### EXERCISE
Leave out the pictures and repeat every record exactly.

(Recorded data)
........
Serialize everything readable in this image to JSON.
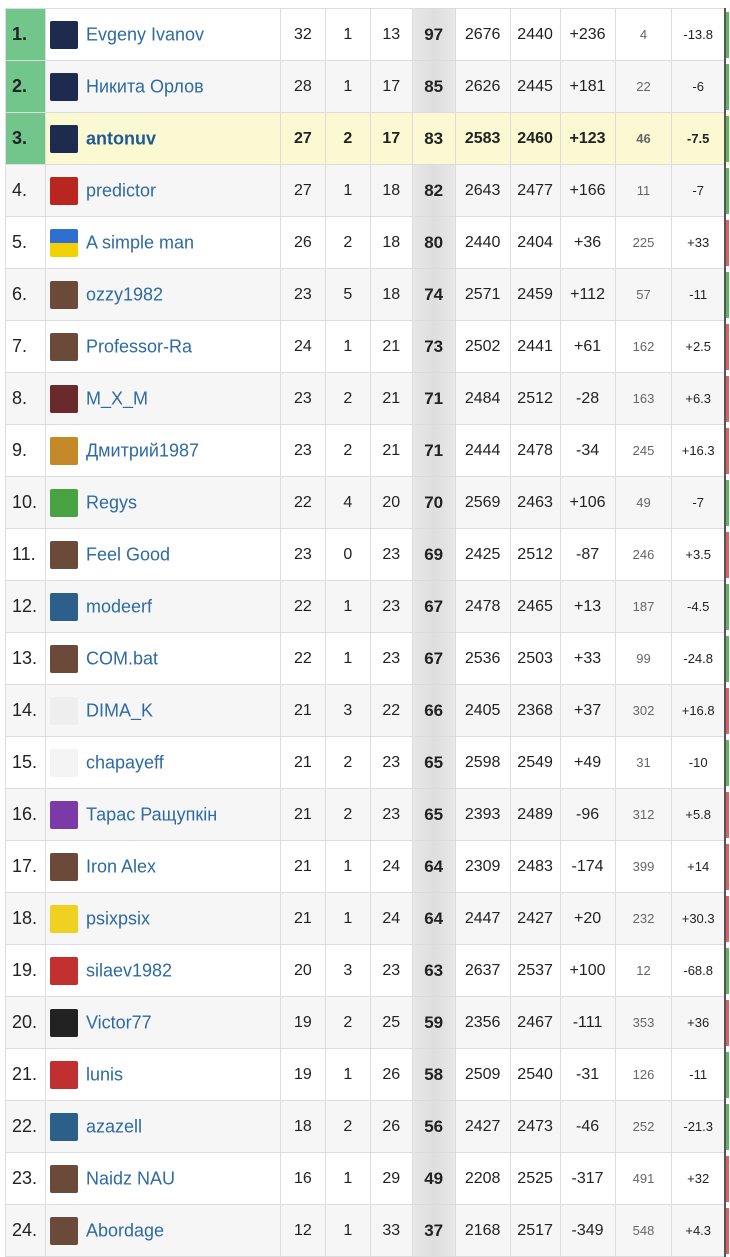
{
  "colors": {
    "top_rank_bg": "#72c68b",
    "highlight_row": "#fbf9d2",
    "name_link": "#2e6aa3",
    "positive": "#3e7a2c",
    "negative": "#b44040"
  },
  "rows": [
    {
      "rank": "1.",
      "name": "Evgeny Ivanov",
      "avatar": "jersey-25-icon",
      "w": "32",
      "d": "1",
      "l": "13",
      "pts": "97",
      "r1": "2676",
      "r2": "2440",
      "diff": "+236",
      "games": "4",
      "chg": "-13.8"
    },
    {
      "rank": "2.",
      "name": "Никита Орлов",
      "avatar": "jersey-43-icon",
      "w": "28",
      "d": "1",
      "l": "17",
      "pts": "85",
      "r1": "2626",
      "r2": "2445",
      "diff": "+181",
      "games": "22",
      "chg": "-6"
    },
    {
      "rank": "3.",
      "name": "antonuv",
      "avatar": "jersey-11-icon",
      "w": "27",
      "d": "2",
      "l": "17",
      "pts": "83",
      "r1": "2583",
      "r2": "2460",
      "diff": "+123",
      "games": "46",
      "chg": "-7.5",
      "highlight": true
    },
    {
      "rank": "4.",
      "name": "predictor",
      "avatar": "number-10-icon",
      "w": "27",
      "d": "1",
      "l": "18",
      "pts": "82",
      "r1": "2643",
      "r2": "2477",
      "diff": "+166",
      "games": "11",
      "chg": "-7"
    },
    {
      "rank": "5.",
      "name": "A simple man",
      "avatar": "ukraine-flag-icon",
      "w": "26",
      "d": "2",
      "l": "18",
      "pts": "80",
      "r1": "2440",
      "r2": "2404",
      "diff": "+36",
      "games": "225",
      "chg": "+33"
    },
    {
      "rank": "6.",
      "name": "ozzy1982",
      "avatar": "photo-avatar-icon",
      "w": "23",
      "d": "5",
      "l": "18",
      "pts": "74",
      "r1": "2571",
      "r2": "2459",
      "diff": "+112",
      "games": "57",
      "chg": "-11"
    },
    {
      "rank": "7.",
      "name": "Professor-Ra",
      "avatar": "photo-avatar-icon",
      "w": "24",
      "d": "1",
      "l": "21",
      "pts": "73",
      "r1": "2502",
      "r2": "2441",
      "diff": "+61",
      "games": "162",
      "chg": "+2.5"
    },
    {
      "rank": "8.",
      "name": "M_X_M",
      "avatar": "jersey-icon",
      "w": "23",
      "d": "2",
      "l": "21",
      "pts": "71",
      "r1": "2484",
      "r2": "2512",
      "diff": "-28",
      "games": "163",
      "chg": "+6.3"
    },
    {
      "rank": "9.",
      "name": "Дмитрий1987",
      "avatar": "cat-icon",
      "w": "23",
      "d": "2",
      "l": "21",
      "pts": "71",
      "r1": "2444",
      "r2": "2478",
      "diff": "-34",
      "games": "245",
      "chg": "+16.3"
    },
    {
      "rank": "10.",
      "name": "Regys",
      "avatar": "clover-icon",
      "w": "22",
      "d": "4",
      "l": "20",
      "pts": "70",
      "r1": "2569",
      "r2": "2463",
      "diff": "+106",
      "games": "49",
      "chg": "-7"
    },
    {
      "rank": "11.",
      "name": "Feel Good",
      "avatar": "photo-avatar-icon",
      "w": "23",
      "d": "0",
      "l": "23",
      "pts": "69",
      "r1": "2425",
      "r2": "2512",
      "diff": "-87",
      "games": "246",
      "chg": "+3.5"
    },
    {
      "rank": "12.",
      "name": "modeerf",
      "avatar": "jersey-13-icon",
      "w": "22",
      "d": "1",
      "l": "23",
      "pts": "67",
      "r1": "2478",
      "r2": "2465",
      "diff": "+13",
      "games": "187",
      "chg": "-4.5"
    },
    {
      "rank": "13.",
      "name": "COM.bat",
      "avatar": "photo-avatar-icon",
      "w": "22",
      "d": "1",
      "l": "23",
      "pts": "67",
      "r1": "2536",
      "r2": "2503",
      "diff": "+33",
      "games": "99",
      "chg": "-24.8"
    },
    {
      "rank": "14.",
      "name": "DIMA_K",
      "avatar": "default-user-icon",
      "w": "21",
      "d": "3",
      "l": "22",
      "pts": "66",
      "r1": "2405",
      "r2": "2368",
      "diff": "+37",
      "games": "302",
      "chg": "+16.8"
    },
    {
      "rank": "15.",
      "name": "chapayeff",
      "avatar": "ajax-logo-icon",
      "w": "21",
      "d": "2",
      "l": "23",
      "pts": "65",
      "r1": "2598",
      "r2": "2549",
      "diff": "+49",
      "games": "31",
      "chg": "-10"
    },
    {
      "rank": "16.",
      "name": "Тарас Ращупкін",
      "avatar": "jersey-13-purple-icon",
      "w": "21",
      "d": "2",
      "l": "23",
      "pts": "65",
      "r1": "2393",
      "r2": "2489",
      "diff": "-96",
      "games": "312",
      "chg": "+5.8"
    },
    {
      "rank": "17.",
      "name": "Iron Alex",
      "avatar": "photo-avatar-icon",
      "w": "21",
      "d": "1",
      "l": "24",
      "pts": "64",
      "r1": "2309",
      "r2": "2483",
      "diff": "-174",
      "games": "399",
      "chg": "+14"
    },
    {
      "rank": "18.",
      "name": "psixpsix",
      "avatar": "jersey-yellow-icon",
      "w": "21",
      "d": "1",
      "l": "24",
      "pts": "64",
      "r1": "2447",
      "r2": "2427",
      "diff": "+20",
      "games": "232",
      "chg": "+30.3"
    },
    {
      "rank": "19.",
      "name": "silaev1982",
      "avatar": "jersey-red-icon",
      "w": "20",
      "d": "3",
      "l": "23",
      "pts": "63",
      "r1": "2637",
      "r2": "2537",
      "diff": "+100",
      "games": "12",
      "chg": "-68.8"
    },
    {
      "rank": "20.",
      "name": "Victor77",
      "avatar": "number-77-icon",
      "w": "19",
      "d": "2",
      "l": "25",
      "pts": "59",
      "r1": "2356",
      "r2": "2467",
      "diff": "-111",
      "games": "353",
      "chg": "+36"
    },
    {
      "rank": "21.",
      "name": "lunis",
      "avatar": "player-icon",
      "w": "19",
      "d": "1",
      "l": "26",
      "pts": "58",
      "r1": "2509",
      "r2": "2540",
      "diff": "-31",
      "games": "126",
      "chg": "-11"
    },
    {
      "rank": "22.",
      "name": "azazell",
      "avatar": "jersey-12-icon",
      "w": "18",
      "d": "2",
      "l": "26",
      "pts": "56",
      "r1": "2427",
      "r2": "2473",
      "diff": "-46",
      "games": "252",
      "chg": "-21.3"
    },
    {
      "rank": "23.",
      "name": "Naidz NAU",
      "avatar": "photo-avatar-icon",
      "w": "16",
      "d": "1",
      "l": "29",
      "pts": "49",
      "r1": "2208",
      "r2": "2525",
      "diff": "-317",
      "games": "491",
      "chg": "+32"
    },
    {
      "rank": "24.",
      "name": "Abordage",
      "avatar": "photo-avatar-icon",
      "w": "12",
      "d": "1",
      "l": "33",
      "pts": "37",
      "r1": "2168",
      "r2": "2517",
      "diff": "-349",
      "games": "548",
      "chg": "+4.3"
    }
  ]
}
........
### ANSWER IN FULL
Serialize everything readable in this image to JSON.
{
  "colors": {
    "top_rank_bg": "#72c68b",
    "highlight_row": "#fbf9d2",
    "name_link": "#2e6aa3",
    "positive": "#3e7a2c",
    "negative": "#b44040"
  },
  "rows": [
    {
      "rank": "1.",
      "name": "Evgeny Ivanov",
      "avatar": "jersey-25-icon",
      "w": "32",
      "d": "1",
      "l": "13",
      "pts": "97",
      "r1": "2676",
      "r2": "2440",
      "diff": "+236",
      "games": "4",
      "chg": "-13.8"
    },
    {
      "rank": "2.",
      "name": "Никита Орлов",
      "avatar": "jersey-43-icon",
      "w": "28",
      "d": "1",
      "l": "17",
      "pts": "85",
      "r1": "2626",
      "r2": "2445",
      "diff": "+181",
      "games": "22",
      "chg": "-6"
    },
    {
      "rank": "3.",
      "name": "antonuv",
      "avatar": "jersey-11-icon",
      "w": "27",
      "d": "2",
      "l": "17",
      "pts": "83",
      "r1": "2583",
      "r2": "2460",
      "diff": "+123",
      "games": "46",
      "chg": "-7.5",
      "highlight": true
    },
    {
      "rank": "4.",
      "name": "predictor",
      "avatar": "number-10-icon",
      "w": "27",
      "d": "1",
      "l": "18",
      "pts": "82",
      "r1": "2643",
      "r2": "2477",
      "diff": "+166",
      "games": "11",
      "chg": "-7"
    },
    {
      "rank": "5.",
      "name": "A simple man",
      "avatar": "ukraine-flag-icon",
      "w": "26",
      "d": "2",
      "l": "18",
      "pts": "80",
      "r1": "2440",
      "r2": "2404",
      "diff": "+36",
      "games": "225",
      "chg": "+33"
    },
    {
      "rank": "6.",
      "name": "ozzy1982",
      "avatar": "photo-avatar-icon",
      "w": "23",
      "d": "5",
      "l": "18",
      "pts": "74",
      "r1": "2571",
      "r2": "2459",
      "diff": "+112",
      "games": "57",
      "chg": "-11"
    },
    {
      "rank": "7.",
      "name": "Professor-Ra",
      "avatar": "photo-avatar-icon",
      "w": "24",
      "d": "1",
      "l": "21",
      "pts": "73",
      "r1": "2502",
      "r2": "2441",
      "diff": "+61",
      "games": "162",
      "chg": "+2.5"
    },
    {
      "rank": "8.",
      "name": "M_X_M",
      "avatar": "jersey-icon",
      "w": "23",
      "d": "2",
      "l": "21",
      "pts": "71",
      "r1": "2484",
      "r2": "2512",
      "diff": "-28",
      "games": "163",
      "chg": "+6.3"
    },
    {
      "rank": "9.",
      "name": "Дмитрий1987",
      "avatar": "cat-icon",
      "w": "23",
      "d": "2",
      "l": "21",
      "pts": "71",
      "r1": "2444",
      "r2": "2478",
      "diff": "-34",
      "games": "245",
      "chg": "+16.3"
    },
    {
      "rank": "10.",
      "name": "Regys",
      "avatar": "clover-icon",
      "w": "22",
      "d": "4",
      "l": "20",
      "pts": "70",
      "r1": "2569",
      "r2": "2463",
      "diff": "+106",
      "games": "49",
      "chg": "-7"
    },
    {
      "rank": "11.",
      "name": "Feel Good",
      "avatar": "photo-avatar-icon",
      "w": "23",
      "d": "0",
      "l": "23",
      "pts": "69",
      "r1": "2425",
      "r2": "2512",
      "diff": "-87",
      "games": "246",
      "chg": "+3.5"
    },
    {
      "rank": "12.",
      "name": "modeerf",
      "avatar": "jersey-13-icon",
      "w": "22",
      "d": "1",
      "l": "23",
      "pts": "67",
      "r1": "2478",
      "r2": "2465",
      "diff": "+13",
      "games": "187",
      "chg": "-4.5"
    },
    {
      "rank": "13.",
      "name": "COM.bat",
      "avatar": "photo-avatar-icon",
      "w": "22",
      "d": "1",
      "l": "23",
      "pts": "67",
      "r1": "2536",
      "r2": "2503",
      "diff": "+33",
      "games": "99",
      "chg": "-24.8"
    },
    {
      "rank": "14.",
      "name": "DIMA_K",
      "avatar": "default-user-icon",
      "w": "21",
      "d": "3",
      "l": "22",
      "pts": "66",
      "r1": "2405",
      "r2": "2368",
      "diff": "+37",
      "games": "302",
      "chg": "+16.8"
    },
    {
      "rank": "15.",
      "name": "chapayeff",
      "avatar": "ajax-logo-icon",
      "w": "21",
      "d": "2",
      "l": "23",
      "pts": "65",
      "r1": "2598",
      "r2": "2549",
      "diff": "+49",
      "games": "31",
      "chg": "-10"
    },
    {
      "rank": "16.",
      "name": "Тарас Ращупкін",
      "avatar": "jersey-13-purple-icon",
      "w": "21",
      "d": "2",
      "l": "23",
      "pts": "65",
      "r1": "2393",
      "r2": "2489",
      "diff": "-96",
      "games": "312",
      "chg": "+5.8"
    },
    {
      "rank": "17.",
      "name": "Iron Alex",
      "avatar": "photo-avatar-icon",
      "w": "21",
      "d": "1",
      "l": "24",
      "pts": "64",
      "r1": "2309",
      "r2": "2483",
      "diff": "-174",
      "games": "399",
      "chg": "+14"
    },
    {
      "rank": "18.",
      "name": "psixpsix",
      "avatar": "jersey-yellow-icon",
      "w": "21",
      "d": "1",
      "l": "24",
      "pts": "64",
      "r1": "2447",
      "r2": "2427",
      "diff": "+20",
      "games": "232",
      "chg": "+30.3"
    },
    {
      "rank": "19.",
      "name": "silaev1982",
      "avatar": "jersey-red-icon",
      "w": "20",
      "d": "3",
      "l": "23",
      "pts": "63",
      "r1": "2637",
      "r2": "2537",
      "diff": "+100",
      "games": "12",
      "chg": "-68.8"
    },
    {
      "rank": "20.",
      "name": "Victor77",
      "avatar": "number-77-icon",
      "w": "19",
      "d": "2",
      "l": "25",
      "pts": "59",
      "r1": "2356",
      "r2": "2467",
      "diff": "-111",
      "games": "353",
      "chg": "+36"
    },
    {
      "rank": "21.",
      "name": "lunis",
      "avatar": "player-icon",
      "w": "19",
      "d": "1",
      "l": "26",
      "pts": "58",
      "r1": "2509",
      "r2": "2540",
      "diff": "-31",
      "games": "126",
      "chg": "-11"
    },
    {
      "rank": "22.",
      "name": "azazell",
      "avatar": "jersey-12-icon",
      "w": "18",
      "d": "2",
      "l": "26",
      "pts": "56",
      "r1": "2427",
      "r2": "2473",
      "diff": "-46",
      "games": "252",
      "chg": "-21.3"
    },
    {
      "rank": "23.",
      "name": "Naidz NAU",
      "avatar": "photo-avatar-icon",
      "w": "16",
      "d": "1",
      "l": "29",
      "pts": "49",
      "r1": "2208",
      "r2": "2525",
      "diff": "-317",
      "games": "491",
      "chg": "+32"
    },
    {
      "rank": "24.",
      "name": "Abordage",
      "avatar": "photo-avatar-icon",
      "w": "12",
      "d": "1",
      "l": "33",
      "pts": "37",
      "r1": "2168",
      "r2": "2517",
      "diff": "-349",
      "games": "548",
      "chg": "+4.3"
    }
  ]
}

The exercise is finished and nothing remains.